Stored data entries
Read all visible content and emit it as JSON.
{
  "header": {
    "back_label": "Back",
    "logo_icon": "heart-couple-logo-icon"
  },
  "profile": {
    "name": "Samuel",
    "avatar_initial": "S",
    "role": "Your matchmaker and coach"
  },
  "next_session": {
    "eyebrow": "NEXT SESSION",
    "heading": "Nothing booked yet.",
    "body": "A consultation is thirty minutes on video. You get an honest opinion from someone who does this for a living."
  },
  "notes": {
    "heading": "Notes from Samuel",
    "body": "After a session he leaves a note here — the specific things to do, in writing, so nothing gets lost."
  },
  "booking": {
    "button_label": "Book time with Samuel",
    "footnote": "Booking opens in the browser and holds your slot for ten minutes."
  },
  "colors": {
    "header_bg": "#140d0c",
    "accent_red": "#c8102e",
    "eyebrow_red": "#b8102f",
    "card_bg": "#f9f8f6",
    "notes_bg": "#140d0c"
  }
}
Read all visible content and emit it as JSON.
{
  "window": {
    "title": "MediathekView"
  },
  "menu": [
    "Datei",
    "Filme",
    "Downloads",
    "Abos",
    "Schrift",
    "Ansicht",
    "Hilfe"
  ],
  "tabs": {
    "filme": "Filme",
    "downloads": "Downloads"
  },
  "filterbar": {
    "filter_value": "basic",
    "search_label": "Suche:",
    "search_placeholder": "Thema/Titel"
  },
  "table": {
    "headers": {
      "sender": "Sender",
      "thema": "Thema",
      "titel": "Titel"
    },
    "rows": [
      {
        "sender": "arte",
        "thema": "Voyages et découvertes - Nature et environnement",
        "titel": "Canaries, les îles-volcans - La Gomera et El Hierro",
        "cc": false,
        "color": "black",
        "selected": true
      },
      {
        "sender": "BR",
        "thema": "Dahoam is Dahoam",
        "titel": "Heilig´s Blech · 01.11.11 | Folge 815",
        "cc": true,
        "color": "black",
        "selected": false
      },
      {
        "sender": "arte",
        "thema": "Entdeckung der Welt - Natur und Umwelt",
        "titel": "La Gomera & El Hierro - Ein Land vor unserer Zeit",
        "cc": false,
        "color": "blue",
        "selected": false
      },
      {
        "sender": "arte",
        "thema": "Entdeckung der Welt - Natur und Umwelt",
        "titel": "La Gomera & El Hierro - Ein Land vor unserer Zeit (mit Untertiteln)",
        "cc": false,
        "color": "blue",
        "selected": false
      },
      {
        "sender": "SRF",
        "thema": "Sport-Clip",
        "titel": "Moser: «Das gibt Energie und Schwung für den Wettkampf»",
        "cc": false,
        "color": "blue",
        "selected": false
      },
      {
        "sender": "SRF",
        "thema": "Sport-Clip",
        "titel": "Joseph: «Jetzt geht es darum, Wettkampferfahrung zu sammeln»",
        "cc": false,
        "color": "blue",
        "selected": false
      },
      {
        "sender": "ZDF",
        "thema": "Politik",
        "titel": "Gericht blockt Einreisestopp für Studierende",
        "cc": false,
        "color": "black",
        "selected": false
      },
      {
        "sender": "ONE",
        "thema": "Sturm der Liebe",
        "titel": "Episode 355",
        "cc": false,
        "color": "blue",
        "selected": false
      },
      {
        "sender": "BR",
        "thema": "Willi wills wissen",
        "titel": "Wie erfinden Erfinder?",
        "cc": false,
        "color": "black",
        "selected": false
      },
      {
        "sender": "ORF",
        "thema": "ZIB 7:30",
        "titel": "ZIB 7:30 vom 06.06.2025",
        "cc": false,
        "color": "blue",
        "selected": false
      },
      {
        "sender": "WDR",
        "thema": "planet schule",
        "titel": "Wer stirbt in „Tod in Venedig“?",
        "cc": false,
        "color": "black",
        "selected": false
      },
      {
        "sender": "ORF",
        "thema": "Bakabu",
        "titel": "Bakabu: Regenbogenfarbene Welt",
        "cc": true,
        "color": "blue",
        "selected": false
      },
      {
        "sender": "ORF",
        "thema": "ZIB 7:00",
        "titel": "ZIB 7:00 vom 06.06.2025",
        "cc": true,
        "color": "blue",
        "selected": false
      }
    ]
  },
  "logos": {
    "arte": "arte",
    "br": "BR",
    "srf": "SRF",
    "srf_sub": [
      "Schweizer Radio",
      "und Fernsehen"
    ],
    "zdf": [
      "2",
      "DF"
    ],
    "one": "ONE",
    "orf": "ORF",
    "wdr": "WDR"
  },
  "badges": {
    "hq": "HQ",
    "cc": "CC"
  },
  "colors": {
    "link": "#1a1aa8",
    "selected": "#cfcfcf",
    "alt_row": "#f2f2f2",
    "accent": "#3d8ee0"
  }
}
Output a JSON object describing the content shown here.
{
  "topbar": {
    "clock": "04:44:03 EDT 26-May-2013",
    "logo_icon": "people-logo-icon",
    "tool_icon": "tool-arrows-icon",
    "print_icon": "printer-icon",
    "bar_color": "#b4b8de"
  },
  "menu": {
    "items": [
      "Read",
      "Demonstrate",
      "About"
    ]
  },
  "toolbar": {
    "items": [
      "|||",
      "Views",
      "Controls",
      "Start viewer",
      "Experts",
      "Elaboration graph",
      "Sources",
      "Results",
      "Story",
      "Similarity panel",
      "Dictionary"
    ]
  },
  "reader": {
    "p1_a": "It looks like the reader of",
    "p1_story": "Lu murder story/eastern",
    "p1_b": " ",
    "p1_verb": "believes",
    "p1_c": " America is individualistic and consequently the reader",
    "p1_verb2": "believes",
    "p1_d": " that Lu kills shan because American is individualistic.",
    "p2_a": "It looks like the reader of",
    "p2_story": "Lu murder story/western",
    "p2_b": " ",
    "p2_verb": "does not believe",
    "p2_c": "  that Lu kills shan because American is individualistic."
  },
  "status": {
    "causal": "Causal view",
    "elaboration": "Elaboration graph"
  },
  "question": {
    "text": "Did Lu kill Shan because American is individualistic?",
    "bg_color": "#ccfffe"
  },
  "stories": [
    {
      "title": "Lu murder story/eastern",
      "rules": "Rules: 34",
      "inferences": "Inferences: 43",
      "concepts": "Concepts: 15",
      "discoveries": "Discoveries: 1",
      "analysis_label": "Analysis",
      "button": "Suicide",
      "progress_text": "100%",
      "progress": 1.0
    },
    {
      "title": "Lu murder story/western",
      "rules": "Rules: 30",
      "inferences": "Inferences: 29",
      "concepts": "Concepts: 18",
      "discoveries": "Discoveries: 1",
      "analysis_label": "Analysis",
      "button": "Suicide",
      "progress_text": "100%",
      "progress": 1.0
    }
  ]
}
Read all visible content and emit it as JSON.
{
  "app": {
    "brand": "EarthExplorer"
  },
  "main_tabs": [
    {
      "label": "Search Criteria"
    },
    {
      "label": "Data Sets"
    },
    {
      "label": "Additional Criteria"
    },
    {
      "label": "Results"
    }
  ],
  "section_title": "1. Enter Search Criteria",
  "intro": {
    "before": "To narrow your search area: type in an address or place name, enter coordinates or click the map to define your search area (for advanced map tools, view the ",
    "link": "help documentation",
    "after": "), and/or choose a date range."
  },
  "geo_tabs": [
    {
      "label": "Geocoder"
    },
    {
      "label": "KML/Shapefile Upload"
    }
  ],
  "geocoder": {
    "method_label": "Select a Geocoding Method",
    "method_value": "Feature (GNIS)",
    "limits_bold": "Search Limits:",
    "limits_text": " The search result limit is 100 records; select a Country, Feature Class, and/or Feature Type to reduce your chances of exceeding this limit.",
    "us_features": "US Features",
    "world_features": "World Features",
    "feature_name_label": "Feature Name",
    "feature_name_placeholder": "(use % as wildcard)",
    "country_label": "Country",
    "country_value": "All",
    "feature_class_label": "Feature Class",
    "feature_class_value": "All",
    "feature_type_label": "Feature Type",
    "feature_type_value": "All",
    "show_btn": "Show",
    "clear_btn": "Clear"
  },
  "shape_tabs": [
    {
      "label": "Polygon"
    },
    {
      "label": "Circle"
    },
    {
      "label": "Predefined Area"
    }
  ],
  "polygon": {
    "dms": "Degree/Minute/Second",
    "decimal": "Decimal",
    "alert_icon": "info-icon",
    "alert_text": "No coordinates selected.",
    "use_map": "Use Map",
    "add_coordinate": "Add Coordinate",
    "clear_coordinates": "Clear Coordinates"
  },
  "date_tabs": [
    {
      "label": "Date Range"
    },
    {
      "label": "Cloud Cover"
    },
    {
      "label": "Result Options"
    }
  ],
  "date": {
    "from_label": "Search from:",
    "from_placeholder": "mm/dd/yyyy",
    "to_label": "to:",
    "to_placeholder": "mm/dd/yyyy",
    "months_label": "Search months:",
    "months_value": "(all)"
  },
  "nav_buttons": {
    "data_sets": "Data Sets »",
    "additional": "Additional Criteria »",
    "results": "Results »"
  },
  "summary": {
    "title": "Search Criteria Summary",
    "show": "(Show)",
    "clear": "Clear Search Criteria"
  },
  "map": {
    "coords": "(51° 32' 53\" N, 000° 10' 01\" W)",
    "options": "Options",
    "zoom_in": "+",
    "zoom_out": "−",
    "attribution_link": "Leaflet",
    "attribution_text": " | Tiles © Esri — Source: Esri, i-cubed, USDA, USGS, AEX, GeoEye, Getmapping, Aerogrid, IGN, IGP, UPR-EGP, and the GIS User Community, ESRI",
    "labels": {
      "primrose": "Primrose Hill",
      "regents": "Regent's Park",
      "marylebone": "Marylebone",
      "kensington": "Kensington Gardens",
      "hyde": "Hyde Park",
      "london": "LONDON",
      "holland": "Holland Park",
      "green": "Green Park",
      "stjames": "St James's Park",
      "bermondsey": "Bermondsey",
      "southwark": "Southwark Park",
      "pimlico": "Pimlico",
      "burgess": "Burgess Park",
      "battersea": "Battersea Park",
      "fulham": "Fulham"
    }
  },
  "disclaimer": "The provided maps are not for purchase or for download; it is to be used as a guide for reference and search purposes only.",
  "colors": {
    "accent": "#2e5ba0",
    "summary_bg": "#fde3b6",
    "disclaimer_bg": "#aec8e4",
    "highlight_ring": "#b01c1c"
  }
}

WHAT YOU ARE ASKED TO DO - State how many lines of the listing include the word "that". Reply with the number alone.

SOLUTION - 2